# PROBLEM DESCRIPTION
Track down each line that has the word "Esimerkki" and copy it.

# DATA SUPPLIED
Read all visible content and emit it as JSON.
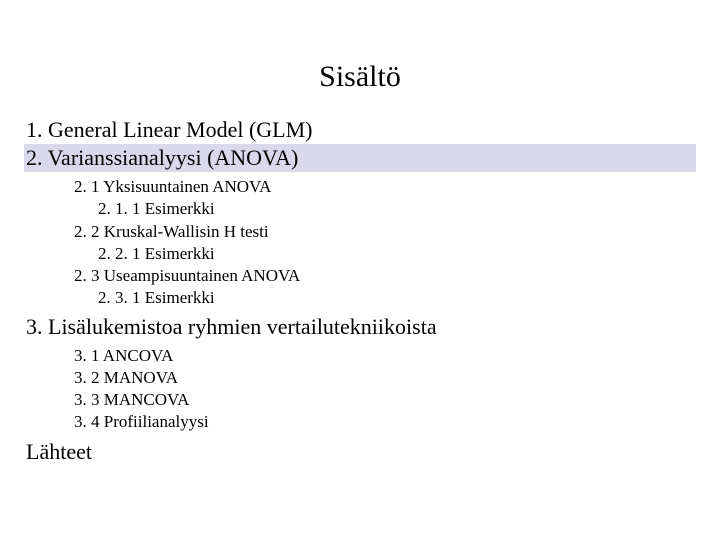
{
  "title": "Sisältö",
  "colors": {
    "highlight_bg": "#dad9ec",
    "text": "#000000",
    "background": "#ffffff"
  },
  "typography": {
    "title_fontsize": 30,
    "lvl1_fontsize": 22,
    "sub_fontsize": 17,
    "font_family": "Times New Roman"
  },
  "items": {
    "s1": "1.  General Linear Model (GLM)",
    "s2": "2.  Varianssianalyysi (ANOVA)",
    "s2_1": "2. 1 Yksisuuntainen ANOVA",
    "s2_1_1": "2. 1. 1 Esimerkki",
    "s2_2": "2. 2 Kruskal-Wallisin H testi",
    "s2_2_1": "2. 2. 1 Esimerkki",
    "s2_3": "2. 3 Useampisuuntainen ANOVA",
    "s2_3_1": "2. 3. 1 Esimerkki",
    "s3": "3. Lisälukemistoa ryhmien vertailutekniikoista",
    "s3_1": "3. 1 ANCOVA",
    "s3_2": "3. 2 MANOVA",
    "s3_3": "3. 3 MANCOVA",
    "s3_4": "3. 4 Profiilianalyysi",
    "refs": "Lähteet"
  }
}
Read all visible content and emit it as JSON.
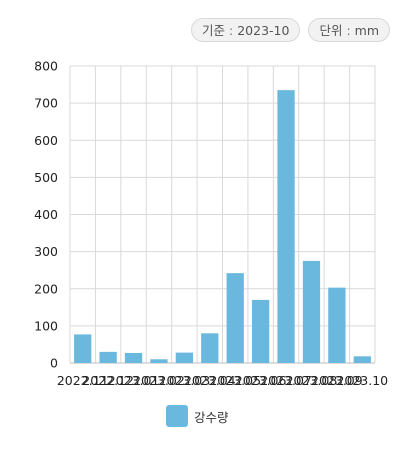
{
  "header": {
    "base_label": "기준",
    "base_value": "2023-10",
    "unit_label": "단위",
    "unit_value": "mm"
  },
  "colors": {
    "bar": "#6ab8de",
    "grid": "#d9d9d9",
    "axis": "#bdbdbd"
  },
  "chart_data": {
    "type": "bar",
    "categories": [
      "2022.11",
      "2022.12",
      "2023.01",
      "2023.02",
      "2023.03",
      "2023.04",
      "2023.05",
      "2023.06",
      "2023.07",
      "2023.08",
      "2023.09",
      "2023.10"
    ],
    "series": [
      {
        "name": "강수량",
        "values": [
          77,
          30,
          27,
          10,
          28,
          80,
          242,
          170,
          735,
          275,
          203,
          18
        ]
      }
    ],
    "ylim": [
      0,
      800
    ],
    "yticks": [
      "0",
      "100",
      "200",
      "300",
      "400",
      "500",
      "600",
      "700",
      "800"
    ],
    "grid": true,
    "legend_position": "bottom"
  }
}
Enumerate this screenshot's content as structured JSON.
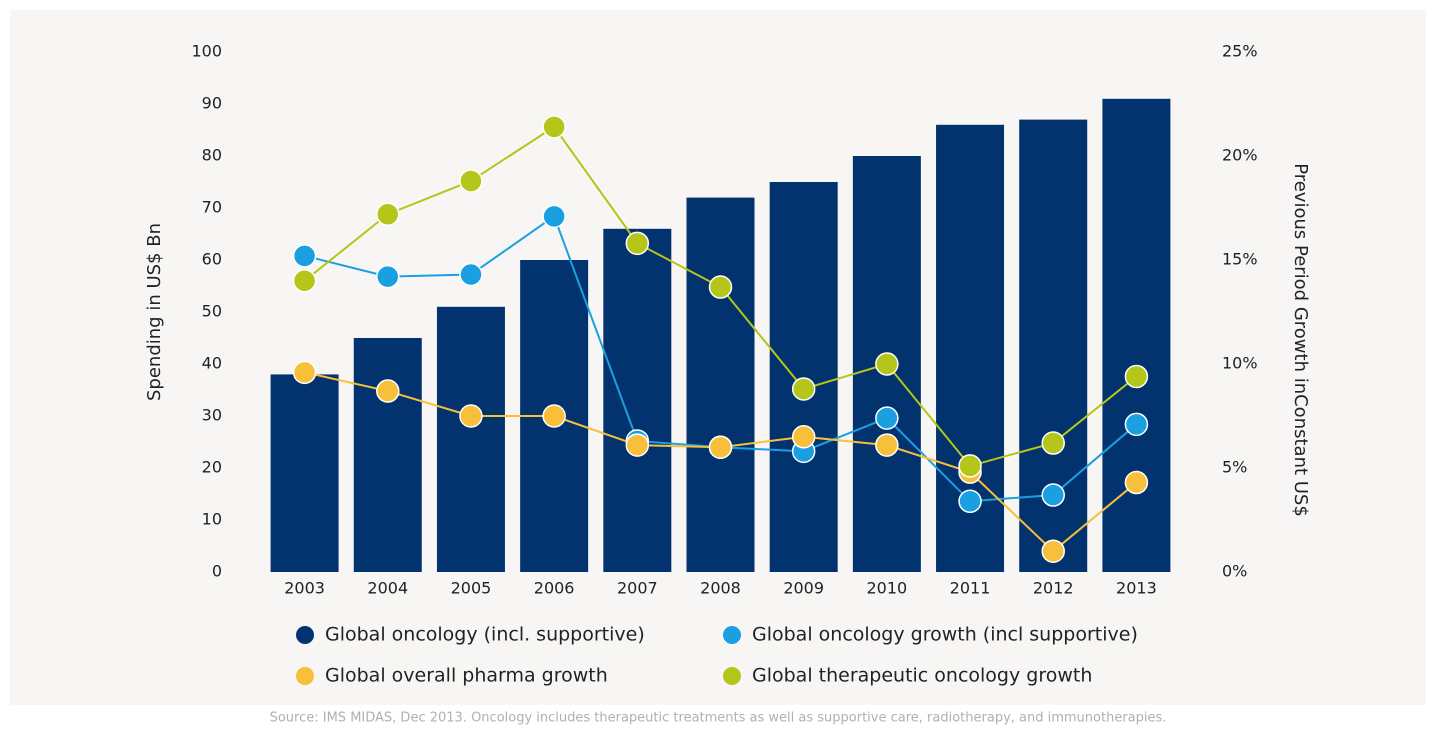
{
  "chart_data": {
    "type": "bar",
    "categories": [
      "2003",
      "2004",
      "2005",
      "2006",
      "2007",
      "2008",
      "2009",
      "2010",
      "2011",
      "2012",
      "2013"
    ],
    "ylabel": "Spending in US$ Bn",
    "y2label": "Previous Period Growth inConstant  US$",
    "ylim": [
      0,
      100
    ],
    "yticks": [
      0,
      10,
      20,
      30,
      40,
      50,
      60,
      70,
      80,
      90,
      100
    ],
    "y2lim": [
      0,
      25
    ],
    "y2ticks": [
      {
        "value": 0,
        "label": "0%"
      },
      {
        "value": 5,
        "label": "5%"
      },
      {
        "value": 10,
        "label": "10%"
      },
      {
        "value": 15,
        "label": "15%"
      },
      {
        "value": 20,
        "label": "20%"
      },
      {
        "value": 25,
        "label": "25%"
      }
    ],
    "legend": "bottom",
    "series": [
      {
        "name": "Global oncology (incl. supportive)",
        "type": "bar",
        "color": "#03336e",
        "values": [
          38,
          45,
          51,
          60,
          66,
          72,
          75,
          80,
          86,
          87,
          91
        ]
      },
      {
        "name": "Global oncology growth (incl supportive)",
        "type": "line",
        "axis": "y2",
        "color": "#1aa0e0",
        "values": [
          15.2,
          14.2,
          14.3,
          17.1,
          6.3,
          6.0,
          5.8,
          7.4,
          3.4,
          3.7,
          7.1
        ]
      },
      {
        "name": "Global overall pharma growth",
        "type": "line",
        "axis": "y2",
        "color": "#f8c03a",
        "values": [
          9.6,
          8.7,
          7.5,
          7.5,
          6.1,
          6.0,
          6.5,
          6.1,
          4.8,
          1.0,
          4.3
        ]
      },
      {
        "name": "Global therapeutic oncology growth",
        "type": "line",
        "axis": "y2",
        "color": "#b4c61a",
        "values": [
          14.0,
          17.2,
          18.8,
          21.4,
          15.8,
          13.7,
          8.8,
          10.0,
          5.1,
          6.2,
          9.4
        ]
      }
    ],
    "source": "Source: IMS MIDAS, Dec 2013. Oncology includes therapeutic treatments as well as supportive care, radiotherapy, and immunotherapies."
  }
}
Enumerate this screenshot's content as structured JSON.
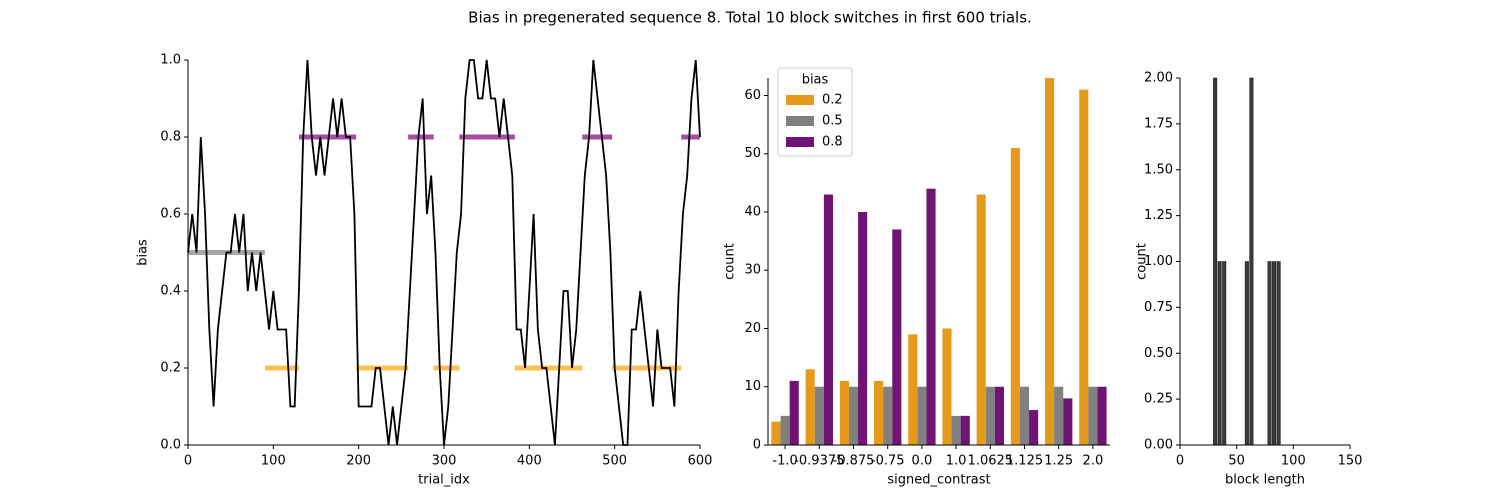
{
  "title": "Bias in pregenerated sequence 8. Total 10 block switches in first 600 trials.",
  "chart_data": [
    {
      "type": "line",
      "xlabel": "trial_idx",
      "ylabel": "bias",
      "color": "#000000",
      "xlim": [
        0,
        600
      ],
      "ylim": [
        0,
        1
      ],
      "xticks": [
        0,
        100,
        200,
        300,
        400,
        500,
        600
      ],
      "yticks": [
        {
          "value": 0,
          "label": "0.0"
        },
        0.2,
        0.4,
        0.6,
        0.8,
        {
          "value": 1,
          "label": "1.0"
        }
      ],
      "x": [
        0,
        5,
        10,
        15,
        20,
        25,
        30,
        35,
        40,
        45,
        50,
        55,
        60,
        65,
        70,
        75,
        80,
        85,
        90,
        95,
        100,
        105,
        110,
        115,
        120,
        125,
        130,
        135,
        140,
        145,
        150,
        155,
        160,
        165,
        170,
        175,
        180,
        185,
        190,
        195,
        200,
        205,
        210,
        215,
        220,
        225,
        230,
        235,
        240,
        245,
        250,
        255,
        260,
        265,
        270,
        275,
        280,
        285,
        290,
        295,
        300,
        305,
        310,
        315,
        320,
        325,
        330,
        335,
        340,
        345,
        350,
        355,
        360,
        365,
        370,
        375,
        380,
        385,
        390,
        395,
        400,
        405,
        410,
        415,
        420,
        425,
        430,
        435,
        440,
        445,
        450,
        455,
        460,
        465,
        470,
        475,
        480,
        485,
        490,
        495,
        500,
        505,
        510,
        515,
        520,
        525,
        530,
        535,
        540,
        545,
        550,
        555,
        560,
        565,
        570,
        575,
        580,
        585,
        590,
        595,
        600
      ],
      "values": [
        0.5,
        0.6,
        0.5,
        0.8,
        0.6,
        0.3,
        0.1,
        0.3,
        0.4,
        0.5,
        0.5,
        0.6,
        0.5,
        0.6,
        0.4,
        0.5,
        0.4,
        0.5,
        0.4,
        0.3,
        0.4,
        0.3,
        0.3,
        0.3,
        0.1,
        0.1,
        0.4,
        0.8,
        1.0,
        0.8,
        0.7,
        0.8,
        0.7,
        0.8,
        0.9,
        0.8,
        0.9,
        0.8,
        0.8,
        0.6,
        0.1,
        0.1,
        0.1,
        0.1,
        0.2,
        0.2,
        0.1,
        0.0,
        0.1,
        0.0,
        0.1,
        0.2,
        0.4,
        0.6,
        0.8,
        0.9,
        0.6,
        0.7,
        0.5,
        0.2,
        0.0,
        0.1,
        0.3,
        0.5,
        0.6,
        0.9,
        1.0,
        1.0,
        0.9,
        0.9,
        1.0,
        0.9,
        0.9,
        0.8,
        0.9,
        0.8,
        0.7,
        0.3,
        0.3,
        0.2,
        0.4,
        0.6,
        0.3,
        0.2,
        0.2,
        0.1,
        0.0,
        0.2,
        0.4,
        0.4,
        0.2,
        0.3,
        0.5,
        0.7,
        0.8,
        1.0,
        0.9,
        0.8,
        0.7,
        0.5,
        0.2,
        0.1,
        0.0,
        0.0,
        0.3,
        0.3,
        0.4,
        0.3,
        0.2,
        0.1,
        0.3,
        0.2,
        0.2,
        0.2,
        0.1,
        0.4,
        0.6,
        0.7,
        0.9,
        1.0,
        0.8
      ],
      "blocks": [
        {
          "start": 0,
          "end": 90,
          "value": 0.5,
          "color": "#808080"
        },
        {
          "start": 90,
          "end": 130,
          "value": 0.2,
          "color": "#ffa500"
        },
        {
          "start": 130,
          "end": 197,
          "value": 0.8,
          "color": "#800080"
        },
        {
          "start": 197,
          "end": 258,
          "value": 0.2,
          "color": "#ffa500"
        },
        {
          "start": 258,
          "end": 288,
          "value": 0.8,
          "color": "#800080"
        },
        {
          "start": 288,
          "end": 318,
          "value": 0.2,
          "color": "#ffa500"
        },
        {
          "start": 318,
          "end": 383,
          "value": 0.8,
          "color": "#800080"
        },
        {
          "start": 383,
          "end": 462,
          "value": 0.2,
          "color": "#ffa500"
        },
        {
          "start": 462,
          "end": 497,
          "value": 0.8,
          "color": "#800080"
        },
        {
          "start": 497,
          "end": 578,
          "value": 0.2,
          "color": "#ffa500"
        },
        {
          "start": 578,
          "end": 600,
          "value": 0.8,
          "color": "#800080"
        }
      ]
    },
    {
      "type": "bar",
      "xlabel": "signed_contrast",
      "ylabel": "count",
      "categories": [
        "-1.0",
        "-0.9375",
        "-0.875",
        "-0.75",
        "0.0",
        "1.0",
        "1.0625",
        "1.125",
        "1.25",
        "2.0"
      ],
      "ylim": [
        0,
        63
      ],
      "yticks": [
        0,
        10,
        20,
        30,
        40,
        50,
        60
      ],
      "legend_title": "bias",
      "legend_loc": "upper left",
      "series": [
        {
          "name": "0.2",
          "color": "#e69a1c",
          "values": [
            4,
            13,
            11,
            11,
            19,
            20,
            43,
            51,
            63,
            61
          ]
        },
        {
          "name": "0.5",
          "color": "#808080",
          "values": [
            5,
            10,
            10,
            10,
            10,
            5,
            10,
            10,
            10,
            10
          ]
        },
        {
          "name": "0.8",
          "color": "#6f1474",
          "values": [
            11,
            43,
            40,
            37,
            44,
            5,
            10,
            6,
            8,
            10
          ]
        }
      ]
    },
    {
      "type": "histogram",
      "xlabel": "block length",
      "ylabel": "count",
      "color": "#3a3a3a",
      "xlim": [
        0,
        150
      ],
      "ylim": [
        0,
        2
      ],
      "xticks": [
        0,
        50,
        100,
        150
      ],
      "yticks": [
        {
          "value": 0,
          "label": "0.00"
        },
        {
          "value": 0.25,
          "label": "0.25"
        },
        {
          "value": 0.5,
          "label": "0.50"
        },
        {
          "value": 0.75,
          "label": "0.75"
        },
        {
          "value": 1,
          "label": "1.00"
        },
        {
          "value": 1.25,
          "label": "1.25"
        },
        {
          "value": 1.5,
          "label": "1.50"
        },
        {
          "value": 1.75,
          "label": "1.75"
        },
        {
          "value": 2,
          "label": "2.00"
        }
      ],
      "bins": [
        29,
        33,
        37,
        41,
        45,
        49,
        53,
        57,
        61,
        65,
        69,
        73,
        77,
        81,
        85,
        89
      ],
      "counts": [
        2,
        1,
        1,
        0,
        0,
        0,
        0,
        1,
        2,
        0,
        0,
        0,
        1,
        1,
        1
      ]
    }
  ]
}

# ANSWER IN FULL
    "s2_1_1": "2. 1. 1 Esimerkki",
    "s2_2_1": "2. 2. 1 Esimerkki",
    "s2_3_1": "2. 3. 1 Esimerkki",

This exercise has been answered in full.